Stored data —
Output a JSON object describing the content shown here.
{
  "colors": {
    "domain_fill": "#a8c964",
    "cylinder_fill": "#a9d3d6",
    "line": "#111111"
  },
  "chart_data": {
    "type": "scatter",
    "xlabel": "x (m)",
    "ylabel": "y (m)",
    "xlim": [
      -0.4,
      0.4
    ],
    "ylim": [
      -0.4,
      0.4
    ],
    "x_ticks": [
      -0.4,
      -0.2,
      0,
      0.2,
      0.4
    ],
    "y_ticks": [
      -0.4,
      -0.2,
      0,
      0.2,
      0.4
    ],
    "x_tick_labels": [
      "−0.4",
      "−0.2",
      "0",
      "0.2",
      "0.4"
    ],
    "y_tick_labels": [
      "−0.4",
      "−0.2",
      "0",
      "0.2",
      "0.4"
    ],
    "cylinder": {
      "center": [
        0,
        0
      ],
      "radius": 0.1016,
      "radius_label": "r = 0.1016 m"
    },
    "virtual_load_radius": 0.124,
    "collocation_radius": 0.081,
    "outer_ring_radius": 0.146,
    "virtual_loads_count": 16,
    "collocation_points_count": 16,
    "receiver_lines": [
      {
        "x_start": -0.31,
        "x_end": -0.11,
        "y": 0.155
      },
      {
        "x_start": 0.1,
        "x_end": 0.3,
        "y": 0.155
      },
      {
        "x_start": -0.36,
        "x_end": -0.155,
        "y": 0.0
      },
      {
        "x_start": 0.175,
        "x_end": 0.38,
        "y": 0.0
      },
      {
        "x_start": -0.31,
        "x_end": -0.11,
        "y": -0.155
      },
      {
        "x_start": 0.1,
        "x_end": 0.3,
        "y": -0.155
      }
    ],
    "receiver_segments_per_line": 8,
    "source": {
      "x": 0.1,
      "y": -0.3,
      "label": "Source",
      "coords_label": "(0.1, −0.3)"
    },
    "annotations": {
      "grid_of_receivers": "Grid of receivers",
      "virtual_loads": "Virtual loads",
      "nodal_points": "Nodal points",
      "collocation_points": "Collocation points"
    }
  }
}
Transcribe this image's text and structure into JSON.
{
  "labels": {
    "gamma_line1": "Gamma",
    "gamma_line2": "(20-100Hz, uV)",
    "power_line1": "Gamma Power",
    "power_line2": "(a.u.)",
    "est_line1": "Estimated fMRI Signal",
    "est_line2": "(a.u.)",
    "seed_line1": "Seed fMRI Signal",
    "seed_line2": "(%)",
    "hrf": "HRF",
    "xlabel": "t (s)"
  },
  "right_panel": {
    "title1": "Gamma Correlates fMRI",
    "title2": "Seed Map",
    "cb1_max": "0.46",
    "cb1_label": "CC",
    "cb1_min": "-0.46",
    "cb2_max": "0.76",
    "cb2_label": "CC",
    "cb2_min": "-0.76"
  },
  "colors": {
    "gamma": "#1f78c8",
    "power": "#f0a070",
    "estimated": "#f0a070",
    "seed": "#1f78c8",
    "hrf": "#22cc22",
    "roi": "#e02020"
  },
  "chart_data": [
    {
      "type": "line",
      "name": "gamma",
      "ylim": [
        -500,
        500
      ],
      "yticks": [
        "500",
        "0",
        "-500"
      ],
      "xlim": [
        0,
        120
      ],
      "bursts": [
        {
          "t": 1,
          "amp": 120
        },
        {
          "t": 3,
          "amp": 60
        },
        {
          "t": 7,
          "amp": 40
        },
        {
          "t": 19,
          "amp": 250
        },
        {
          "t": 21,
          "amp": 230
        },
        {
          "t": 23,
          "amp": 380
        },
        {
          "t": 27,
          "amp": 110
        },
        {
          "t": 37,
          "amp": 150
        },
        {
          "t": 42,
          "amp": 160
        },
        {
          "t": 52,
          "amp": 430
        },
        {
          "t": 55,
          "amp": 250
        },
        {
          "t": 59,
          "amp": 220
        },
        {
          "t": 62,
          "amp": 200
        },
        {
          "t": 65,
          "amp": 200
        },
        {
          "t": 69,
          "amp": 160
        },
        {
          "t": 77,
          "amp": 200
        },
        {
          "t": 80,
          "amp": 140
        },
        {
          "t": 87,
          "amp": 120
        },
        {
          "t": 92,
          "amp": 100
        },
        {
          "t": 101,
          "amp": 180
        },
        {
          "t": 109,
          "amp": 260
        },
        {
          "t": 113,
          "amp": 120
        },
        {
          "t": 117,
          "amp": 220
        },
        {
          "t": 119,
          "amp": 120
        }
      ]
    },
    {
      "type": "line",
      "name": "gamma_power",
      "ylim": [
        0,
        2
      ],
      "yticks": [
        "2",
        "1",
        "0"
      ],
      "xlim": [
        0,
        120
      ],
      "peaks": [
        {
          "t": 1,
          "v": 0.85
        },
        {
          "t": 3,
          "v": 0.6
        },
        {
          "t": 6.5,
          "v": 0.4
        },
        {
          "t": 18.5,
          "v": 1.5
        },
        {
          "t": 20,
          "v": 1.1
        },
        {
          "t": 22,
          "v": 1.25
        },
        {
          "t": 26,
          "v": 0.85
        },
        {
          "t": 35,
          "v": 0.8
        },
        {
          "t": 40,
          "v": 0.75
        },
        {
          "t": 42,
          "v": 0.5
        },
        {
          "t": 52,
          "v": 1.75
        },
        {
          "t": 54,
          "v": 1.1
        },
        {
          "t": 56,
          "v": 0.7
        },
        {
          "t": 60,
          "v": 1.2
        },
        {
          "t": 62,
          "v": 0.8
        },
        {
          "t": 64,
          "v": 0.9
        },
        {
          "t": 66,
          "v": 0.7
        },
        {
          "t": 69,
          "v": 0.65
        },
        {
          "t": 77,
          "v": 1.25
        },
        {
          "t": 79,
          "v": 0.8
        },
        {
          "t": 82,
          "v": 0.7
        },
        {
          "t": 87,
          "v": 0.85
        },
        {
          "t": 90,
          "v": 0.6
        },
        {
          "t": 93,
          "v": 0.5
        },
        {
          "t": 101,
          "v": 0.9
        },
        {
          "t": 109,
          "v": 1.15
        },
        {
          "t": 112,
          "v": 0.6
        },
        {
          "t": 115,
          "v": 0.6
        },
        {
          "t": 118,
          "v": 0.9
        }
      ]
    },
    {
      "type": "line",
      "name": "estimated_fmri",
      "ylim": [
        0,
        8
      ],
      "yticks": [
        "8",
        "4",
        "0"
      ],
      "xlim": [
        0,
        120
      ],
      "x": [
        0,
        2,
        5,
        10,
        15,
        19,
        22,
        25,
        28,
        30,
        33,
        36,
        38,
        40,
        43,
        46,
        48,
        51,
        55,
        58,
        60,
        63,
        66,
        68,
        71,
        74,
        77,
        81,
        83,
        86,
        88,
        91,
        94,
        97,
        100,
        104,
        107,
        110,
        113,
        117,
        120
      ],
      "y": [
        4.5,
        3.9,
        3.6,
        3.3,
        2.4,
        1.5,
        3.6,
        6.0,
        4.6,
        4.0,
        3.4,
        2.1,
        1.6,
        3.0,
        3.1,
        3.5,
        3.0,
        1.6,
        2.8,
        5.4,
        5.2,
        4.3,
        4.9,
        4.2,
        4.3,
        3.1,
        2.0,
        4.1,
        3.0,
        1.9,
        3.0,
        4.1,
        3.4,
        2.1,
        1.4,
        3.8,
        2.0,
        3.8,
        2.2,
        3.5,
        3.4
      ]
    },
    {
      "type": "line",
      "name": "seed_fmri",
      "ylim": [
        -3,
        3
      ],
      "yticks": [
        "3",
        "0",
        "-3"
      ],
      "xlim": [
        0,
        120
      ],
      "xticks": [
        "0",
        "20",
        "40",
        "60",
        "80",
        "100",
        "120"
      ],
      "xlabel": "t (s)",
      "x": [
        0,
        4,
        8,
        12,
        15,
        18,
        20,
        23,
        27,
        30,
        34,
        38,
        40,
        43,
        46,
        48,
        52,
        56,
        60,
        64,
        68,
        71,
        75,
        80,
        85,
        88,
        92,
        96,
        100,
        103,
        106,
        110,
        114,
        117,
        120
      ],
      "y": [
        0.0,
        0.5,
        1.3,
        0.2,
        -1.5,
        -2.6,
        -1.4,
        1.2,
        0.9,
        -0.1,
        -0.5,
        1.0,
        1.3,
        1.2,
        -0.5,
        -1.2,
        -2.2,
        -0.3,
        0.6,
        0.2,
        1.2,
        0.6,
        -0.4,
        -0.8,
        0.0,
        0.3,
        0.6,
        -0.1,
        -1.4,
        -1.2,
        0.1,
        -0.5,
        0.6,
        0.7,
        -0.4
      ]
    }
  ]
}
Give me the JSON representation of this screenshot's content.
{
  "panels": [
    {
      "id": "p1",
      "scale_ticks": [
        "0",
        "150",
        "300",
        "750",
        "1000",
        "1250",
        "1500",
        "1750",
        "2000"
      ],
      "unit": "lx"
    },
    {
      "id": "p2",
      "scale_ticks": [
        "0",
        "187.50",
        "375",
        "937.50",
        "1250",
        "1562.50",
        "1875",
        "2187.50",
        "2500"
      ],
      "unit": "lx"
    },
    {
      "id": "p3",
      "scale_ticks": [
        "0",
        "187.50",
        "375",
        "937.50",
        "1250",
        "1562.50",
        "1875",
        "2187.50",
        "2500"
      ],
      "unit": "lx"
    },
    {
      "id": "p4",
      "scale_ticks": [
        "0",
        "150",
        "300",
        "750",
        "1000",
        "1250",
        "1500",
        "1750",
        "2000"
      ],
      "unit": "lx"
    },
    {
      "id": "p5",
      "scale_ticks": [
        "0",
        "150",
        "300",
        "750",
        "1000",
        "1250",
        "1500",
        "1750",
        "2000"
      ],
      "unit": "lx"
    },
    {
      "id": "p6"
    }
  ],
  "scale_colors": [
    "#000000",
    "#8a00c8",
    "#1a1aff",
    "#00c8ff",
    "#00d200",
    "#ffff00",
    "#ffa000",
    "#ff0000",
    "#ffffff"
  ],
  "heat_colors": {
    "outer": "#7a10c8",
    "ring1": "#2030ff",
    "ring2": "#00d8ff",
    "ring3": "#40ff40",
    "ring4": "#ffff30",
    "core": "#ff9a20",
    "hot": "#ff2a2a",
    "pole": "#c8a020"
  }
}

Exercise requirements — Repeat exactly, and only, the lines from the line containing "Give me the" through the last line of the records above, both included.

Expected answer —
Give me the JSON representation of this screenshot's content.
{
  "panels": [
    {
      "id": "p1",
      "scale_ticks": [
        "0",
        "150",
        "300",
        "750",
        "1000",
        "1250",
        "1500",
        "1750",
        "2000"
      ],
      "unit": "lx"
    },
    {
      "id": "p2",
      "scale_ticks": [
        "0",
        "187.50",
        "375",
        "937.50",
        "1250",
        "1562.50",
        "1875",
        "2187.50",
        "2500"
      ],
      "unit": "lx"
    },
    {
      "id": "p3",
      "scale_ticks": [
        "0",
        "187.50",
        "375",
        "937.50",
        "1250",
        "1562.50",
        "1875",
        "2187.50",
        "2500"
      ],
      "unit": "lx"
    },
    {
      "id": "p4",
      "scale_ticks": [
        "0",
        "150",
        "300",
        "750",
        "1000",
        "1250",
        "1500",
        "1750",
        "2000"
      ],
      "unit": "lx"
    },
    {
      "id": "p5",
      "scale_ticks": [
        "0",
        "150",
        "300",
        "750",
        "1000",
        "1250",
        "1500",
        "1750",
        "2000"
      ],
      "unit": "lx"
    },
    {
      "id": "p6"
    }
  ],
  "scale_colors": [
    "#000000",
    "#8a00c8",
    "#1a1aff",
    "#00c8ff",
    "#00d200",
    "#ffff00",
    "#ffa000",
    "#ff0000",
    "#ffffff"
  ],
  "heat_colors": {
    "outer": "#7a10c8",
    "ring1": "#2030ff",
    "ring2": "#00d8ff",
    "ring3": "#40ff40",
    "ring4": "#ffff30",
    "core": "#ff9a20",
    "hot": "#ff2a2a",
    "pole": "#c8a020"
  }
}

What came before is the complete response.